Written exercise:
Filter the records for lines holding the string "note".

Data supplied:
--- --- ---

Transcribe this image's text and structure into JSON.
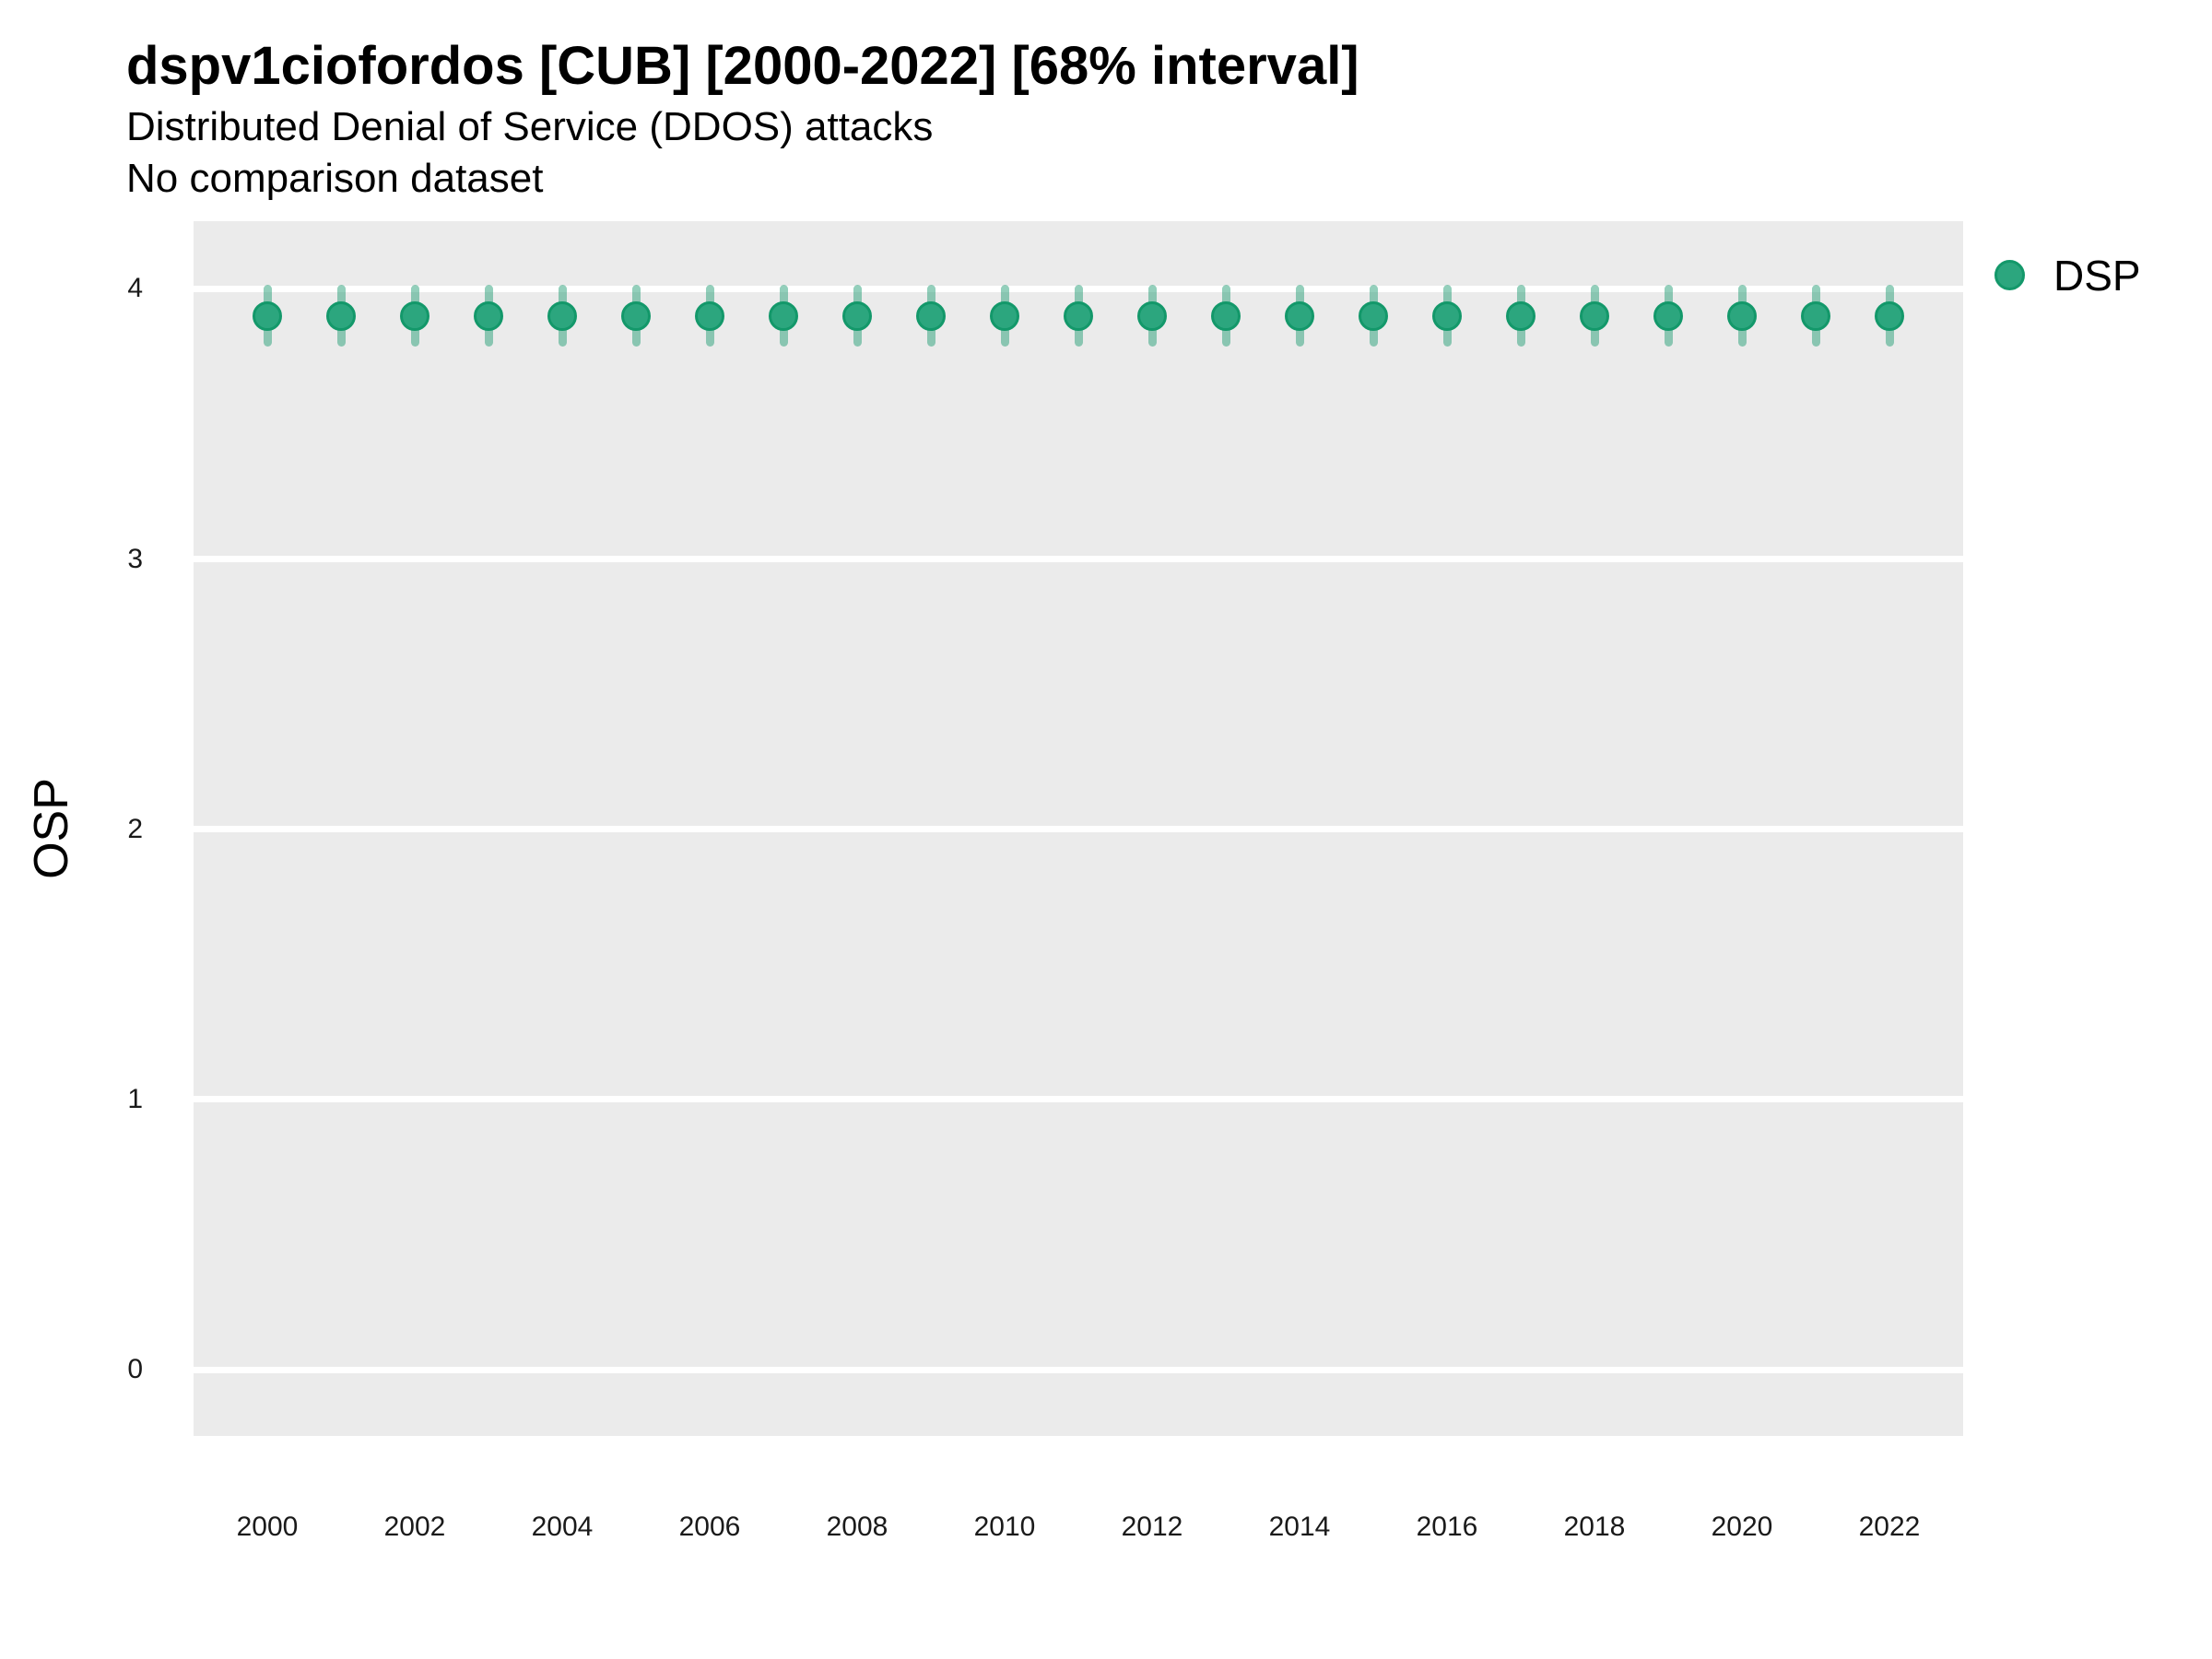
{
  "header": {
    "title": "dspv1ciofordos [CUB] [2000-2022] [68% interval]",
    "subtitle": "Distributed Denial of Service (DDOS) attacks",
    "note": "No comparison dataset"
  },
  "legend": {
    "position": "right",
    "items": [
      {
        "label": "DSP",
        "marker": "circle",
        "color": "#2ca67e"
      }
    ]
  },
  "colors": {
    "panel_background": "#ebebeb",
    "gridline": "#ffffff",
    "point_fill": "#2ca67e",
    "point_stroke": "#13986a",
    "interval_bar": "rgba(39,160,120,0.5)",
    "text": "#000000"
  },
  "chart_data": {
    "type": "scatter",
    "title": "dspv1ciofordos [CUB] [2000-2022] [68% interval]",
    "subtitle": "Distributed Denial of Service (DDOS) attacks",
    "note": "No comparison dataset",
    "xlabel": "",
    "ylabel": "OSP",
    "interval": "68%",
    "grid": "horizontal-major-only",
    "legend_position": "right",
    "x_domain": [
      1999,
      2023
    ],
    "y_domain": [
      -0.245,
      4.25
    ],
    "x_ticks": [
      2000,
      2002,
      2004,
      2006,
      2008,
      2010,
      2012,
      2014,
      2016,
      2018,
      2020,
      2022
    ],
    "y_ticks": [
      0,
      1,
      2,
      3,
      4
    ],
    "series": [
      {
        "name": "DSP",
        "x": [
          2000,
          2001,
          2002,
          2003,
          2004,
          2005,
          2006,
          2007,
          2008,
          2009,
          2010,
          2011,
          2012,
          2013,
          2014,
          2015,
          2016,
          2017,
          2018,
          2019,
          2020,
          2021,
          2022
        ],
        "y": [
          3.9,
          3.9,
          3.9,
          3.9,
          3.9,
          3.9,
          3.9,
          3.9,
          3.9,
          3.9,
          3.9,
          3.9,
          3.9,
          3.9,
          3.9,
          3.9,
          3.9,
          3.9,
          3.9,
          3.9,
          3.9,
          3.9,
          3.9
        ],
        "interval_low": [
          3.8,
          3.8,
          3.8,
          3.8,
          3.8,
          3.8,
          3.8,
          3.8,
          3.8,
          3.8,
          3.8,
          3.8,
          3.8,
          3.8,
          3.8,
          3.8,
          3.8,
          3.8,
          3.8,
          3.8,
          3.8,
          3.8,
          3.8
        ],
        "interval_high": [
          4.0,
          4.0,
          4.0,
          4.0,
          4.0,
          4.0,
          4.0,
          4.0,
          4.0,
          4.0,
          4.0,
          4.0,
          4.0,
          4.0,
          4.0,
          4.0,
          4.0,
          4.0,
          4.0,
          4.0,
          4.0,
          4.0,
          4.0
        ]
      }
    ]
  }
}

--- --- ---

Full answer:
    "note": "No comparison dataset"
    "note": "No comparison dataset",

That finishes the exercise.